PROBLEM TO WORK ON: Leave the pictures aside and write out exactly every line from the one containing "Read this page and output its text content." through the last line.

════════════════

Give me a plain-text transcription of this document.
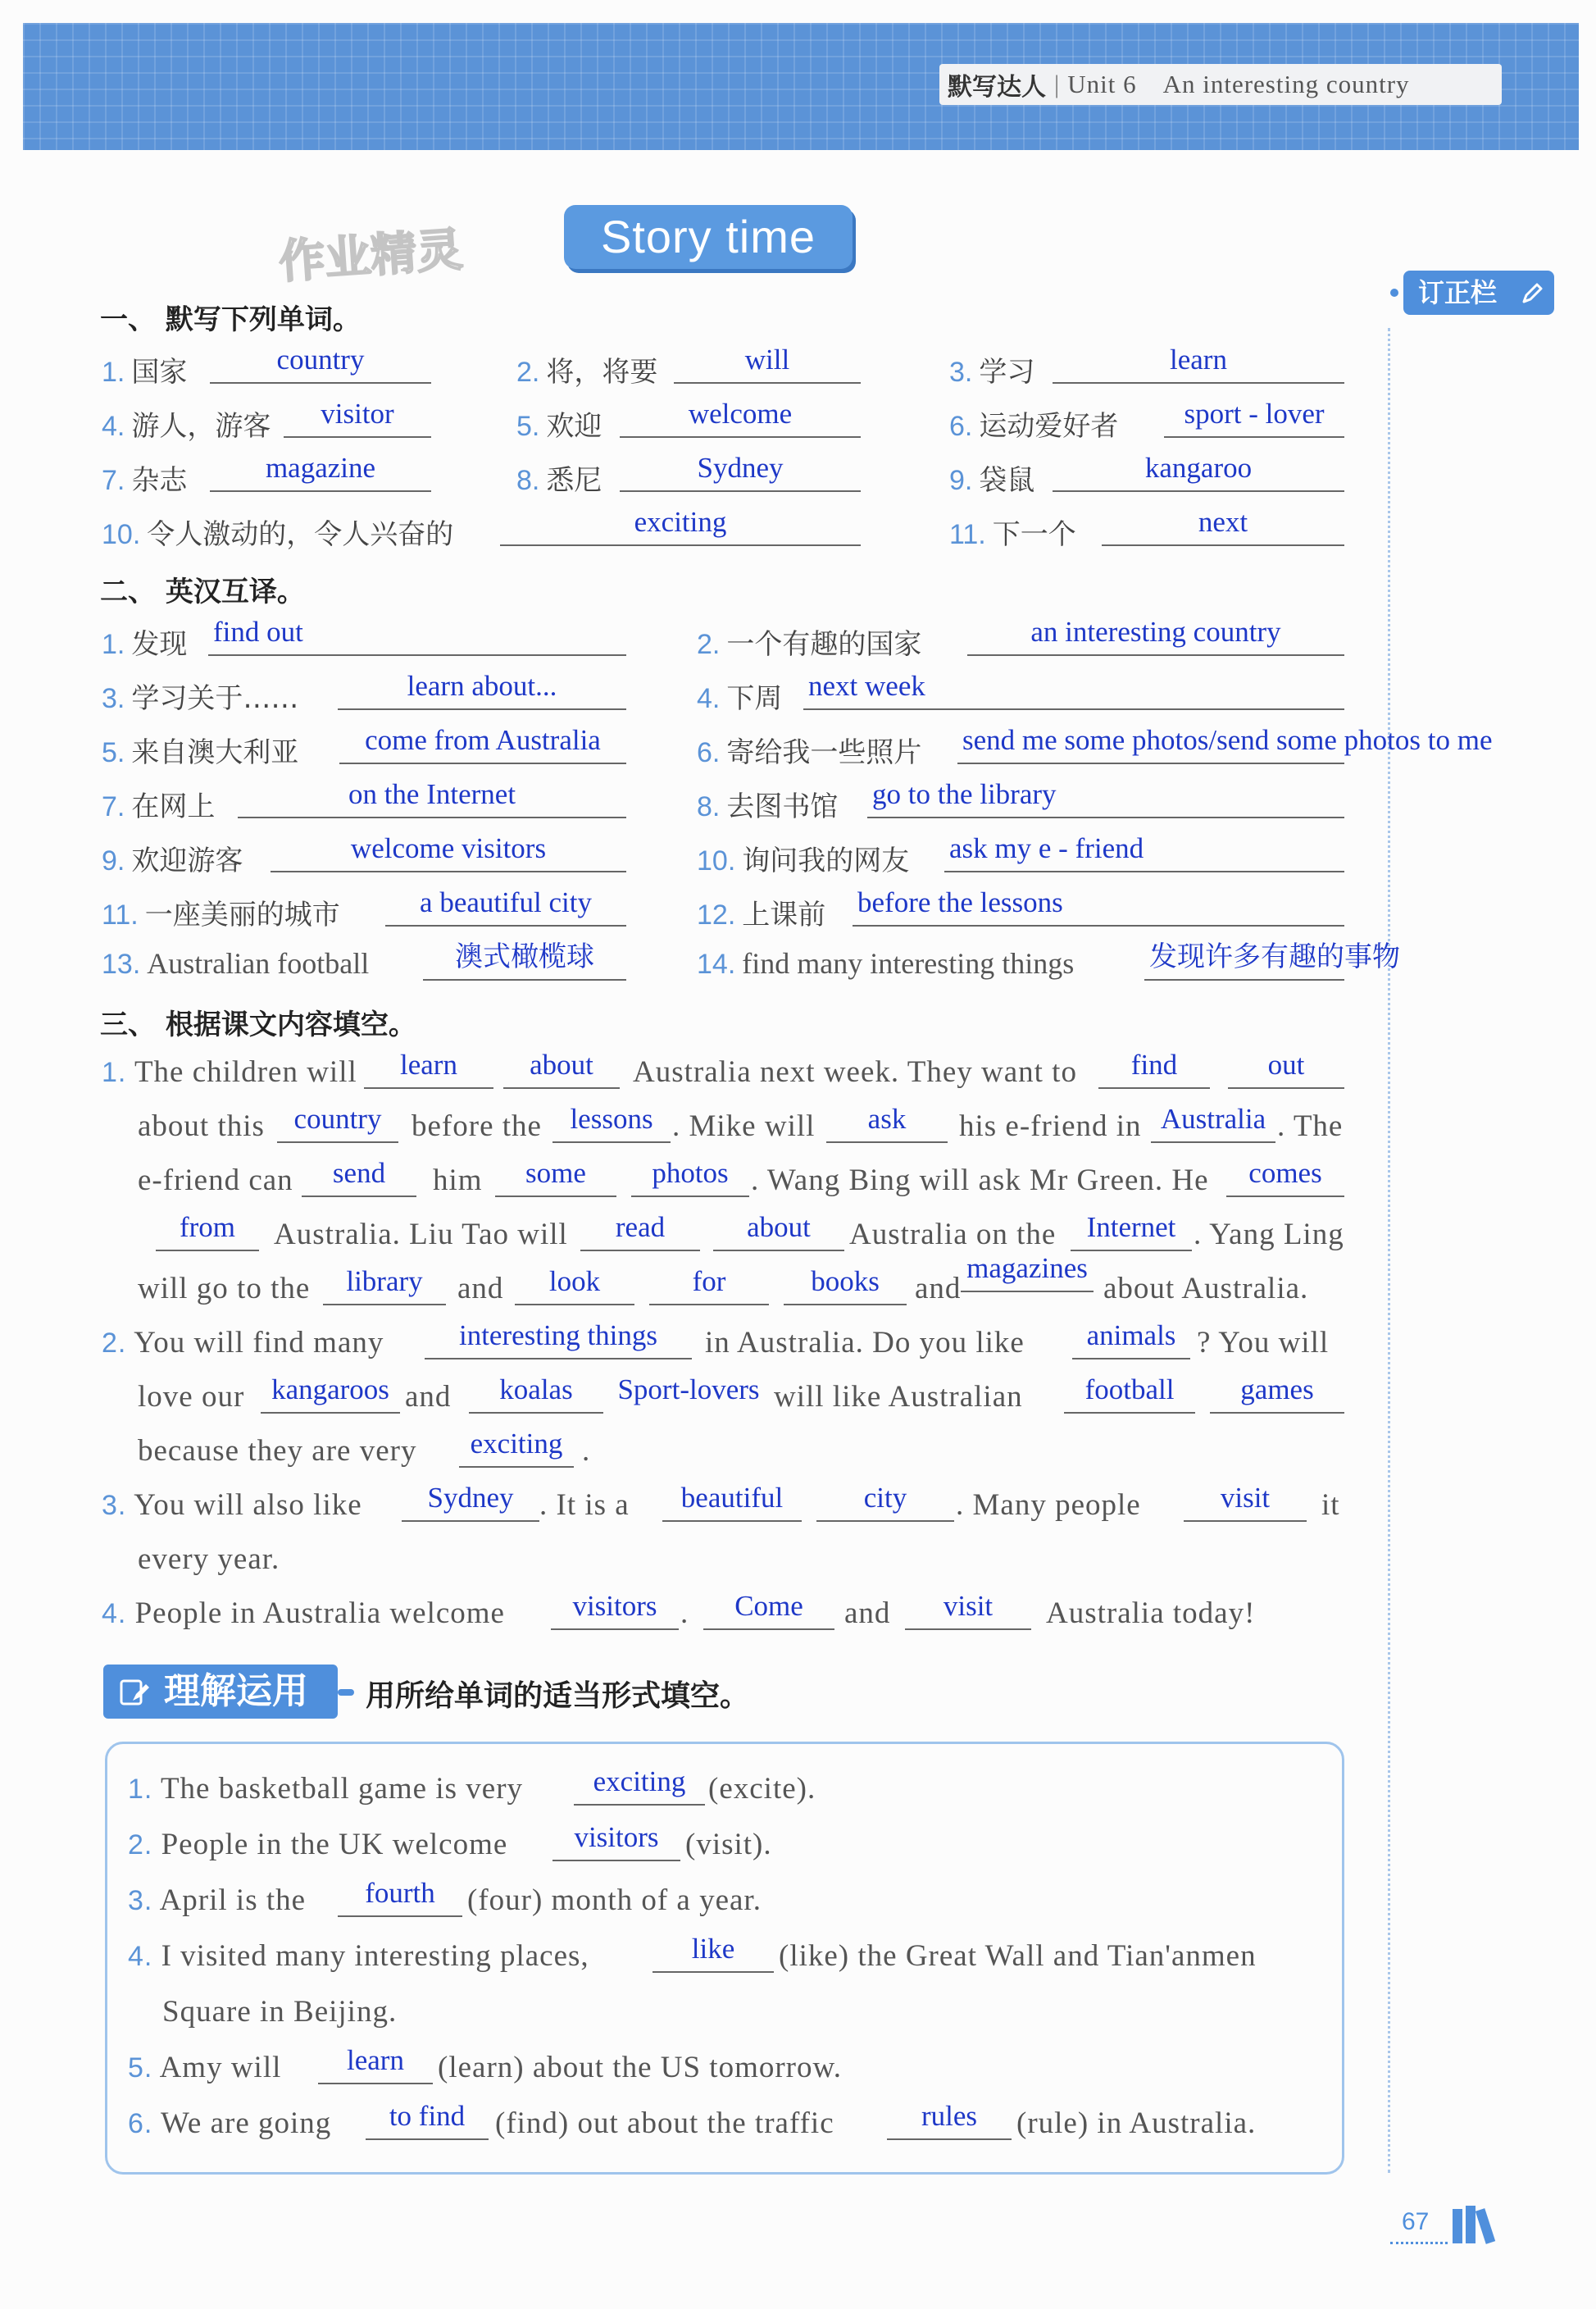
默写达人 | Unit 6 An interesting country
作业精灵	Story time
订正栏
一、 默写下列单词。
1. 国家	country	2. 将，将要	will	3. 学习	learn
4. 游人，游客	visitor	5. 欢迎	welcome	6. 运动爱好者	sport - lover
7. 杂志	magazine	8. 悉尼	Sydney	9. 袋鼠	kangaroo
10. 令人激动的，令人兴奋的	exciting	11. 下一个	next
二、 英汉互译。
1. 发现 find out	2. 一个有趣的国家	an interesting country
3. 学习关于……	learn about...	4. 下周 next week
5. 来自澳大利亚	come from Australia	6. 寄给我一些照片 send me some photos/send some photos to me
7. 在网上	on the Internet	8. 去图书馆 go to the library
9. 欢迎游客	welcome visitors	10. 询问我的网友 ask my e - friend
11. 一座美丽的城市	a beautiful city	12. 上课前 before the lessons
13. Australian football	澳式橄榄球	14. find many interesting things	发现许多有趣的事物
三、 根据课文内容填空。
1. The children will	learn	about	Australia next week. They want to	find	out
about this	country before the lessons . Mike will	ask	his e-friend in Australia . The
e-friend can	send	him	some	photos . Wang Bing will ask Mr Green. He	comes
from	Australia. Liu Tao will	read	about	Australia on the	Internet . Yang Ling
will go to the	library	and	look	for	books	and
magazines
about Australia.
2. You will find many	interesting things	in Australia. Do you like	animals ? You will
love our kangaroos and	koalas	Sport-lovers will like Australian	football	games
because they are very	exciting .
3. You will also like	Sydney . It is a	beautiful	city	. Many people	visit	it
every year.
4. People in Australia welcome	visitors .	Come	and	visit	Australia today!
理解运用	用所给单词的适当形式填空。
1. The basketball game is very	exciting (excite).
2. People in the UK welcome	visitors (visit).
3. April is the	fourth	(four) month of a year.
4. I visited many interesting places,	like	(like) the Great Wall and Tian'anmen
Square in Beijing.
5. Amy will	learn	(learn) about the US tomorrow.
6. We are going	to find (find) out about the traffic	rules	(rule) in Australia.
67
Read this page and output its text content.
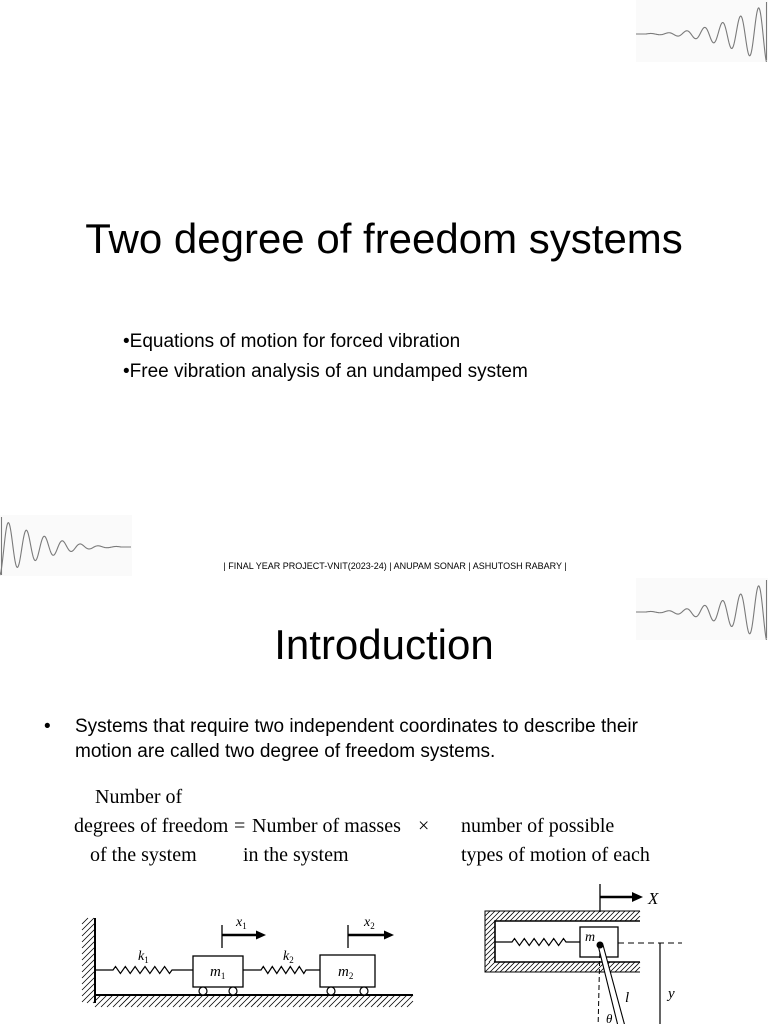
Two degree of freedom systems
•Equations of motion for forced vibration
•Free vibration analysis of an undamped system
| FINAL YEAR PROJECT-VNIT(2023-24) | ANUPAM SONAR | ASHUTOSH RABARY |
Introduction
• Systems that require two independent coordinates to describe their
motion are called two degree of freedom systems.
Number of
degrees of freedom
of the system
= Number of masses
in the system
× number of possible
types of motion of each
$k_1$	$k_2$
$m_1$	$m_2$
$x_1$	$x_2$
X
m
l	y
θ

════════════════

TASK SOLUTION:
Read this page and output its text content.
Two degree of freedom systems
•Equations of motion for forced vibration
•Free vibration analysis of an undamped system
| FINAL YEAR PROJECT-VNIT(2023-24) | ANUPAM SONAR | ASHUTOSH RABARY |
Introduction
• Systems that require two independent coordinates to describe their
motion are called two degree of freedom systems.
Number of
degrees of freedom
of the system
= Number of masses
in the system
× number of possible
types of motion of each
$k_1$	$k_2$
$m_1$	$m_2$
$x_1$	$x_2$
X
m
l	y
θ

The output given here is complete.